* EXERCISE
Reproduce the records below in full and without edits, omitting images.

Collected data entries
· · · · ·

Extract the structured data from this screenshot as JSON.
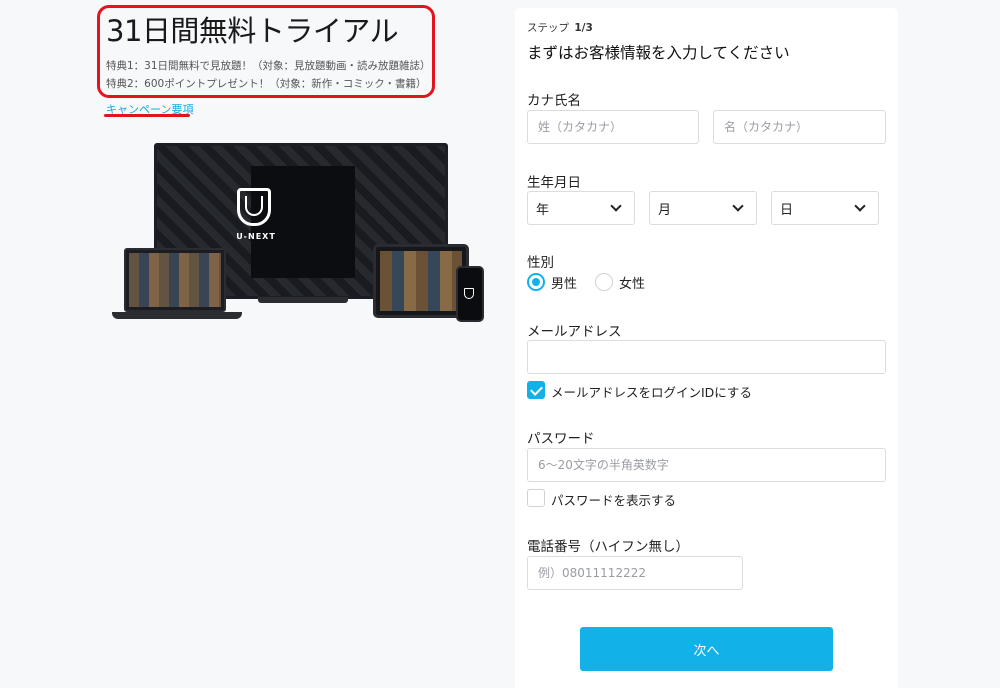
{
  "campaign": {
    "title": "31日間無料トライアル",
    "benefit1": "特典1：31日間無料で見放題！（対象：見放題動画・読み放題雑誌）",
    "benefit2": "特典2：600ポイントプレゼント！（対象：新作・コミック・書籍）",
    "link_label": "キャンペーン要項",
    "highlight_color": "#e3131f",
    "link_color": "#1aa7dd"
  },
  "devices": {
    "brand": "U-NEXT"
  },
  "form": {
    "step_label": "ステップ",
    "step_value": "1/3",
    "heading": "まずはお客様情報を入力してください",
    "kana": {
      "label": "カナ氏名",
      "last_placeholder": "姓（カタカナ）",
      "first_placeholder": "名（カタカナ）"
    },
    "birthdate": {
      "label": "生年月日",
      "year": "年",
      "month": "月",
      "day": "日",
      "icon": "chevron-down-icon"
    },
    "gender": {
      "label": "性別",
      "options": [
        {
          "label": "男性",
          "selected": true
        },
        {
          "label": "女性",
          "selected": false
        }
      ]
    },
    "email": {
      "label": "メールアドレス",
      "value": "",
      "use_as_login_label": "メールアドレスをログインIDにする",
      "use_as_login_checked": true
    },
    "password": {
      "label": "パスワード",
      "placeholder": "6～20文字の半角英数字",
      "show_label": "パスワードを表示する",
      "show_checked": false
    },
    "phone": {
      "label": "電話番号（ハイフン無し）",
      "placeholder": "例）08011112222"
    },
    "next_label": "次へ",
    "accent_color": "#12b2e8"
  }
}
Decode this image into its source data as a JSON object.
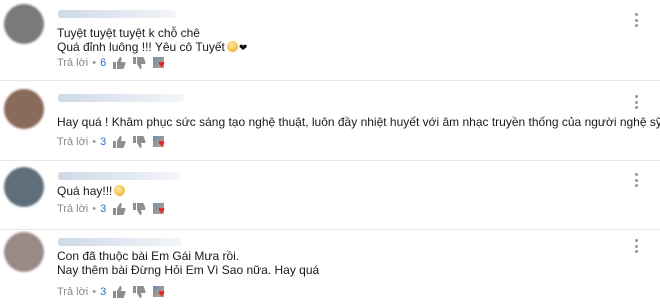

· · · · ·

* SOLUTION TO THIS PROBLEM
Extract the structured data from this screenshot as JSON.
{
  "campaign": {
    "title": "31日間無料トライアル",
    "benefit1": "特典1：31日間無料で見放題！（対象：見放題動画・読み放題雑誌）",
    "benefit2": "特典2：600ポイントプレゼント！（対象：新作・コミック・書籍）",
    "link_label": "キャンペーン要項",
    "highlight_color": "#e3131f",
    "link_color": "#1aa7dd"
  },
  "devices": {
    "brand": "U-NEXT"
  },
  "form": {
    "step_label": "ステップ",
    "step_value": "1/3",
    "heading": "まずはお客様情報を入力してください",
    "kana": {
      "label": "カナ氏名",
      "last_placeholder": "姓（カタカナ）",
      "first_placeholder": "名（カタカナ）"
    },
    "birthdate": {
      "label": "生年月日",
      "year": "年",
      "month": "月",
      "day": "日",
      "icon": "chevron-down-icon"
    },
    "gender": {
      "label": "性別",
      "options": [
        {
          "label": "男性",
          "selected": true
        },
        {
          "label": "女性",
          "selected": false
        }
      ]
    },
    "email": {
      "label": "メールアドレス",
      "value": "",
      "use_as_login_label": "メールアドレスをログインIDにする",
      "use_as_login_checked": true
    },
    "password": {
      "label": "パスワード",
      "placeholder": "6～20文字の半角英数字",
      "show_label": "パスワードを表示する",
      "show_checked": false
    },
    "phone": {
      "label": "電話番号（ハイフン無し）",
      "placeholder": "例）08011112222"
    },
    "next_label": "次へ",
    "accent_color": "#12b2e8"
  }
}
Decode this image into its source data as a JSON object.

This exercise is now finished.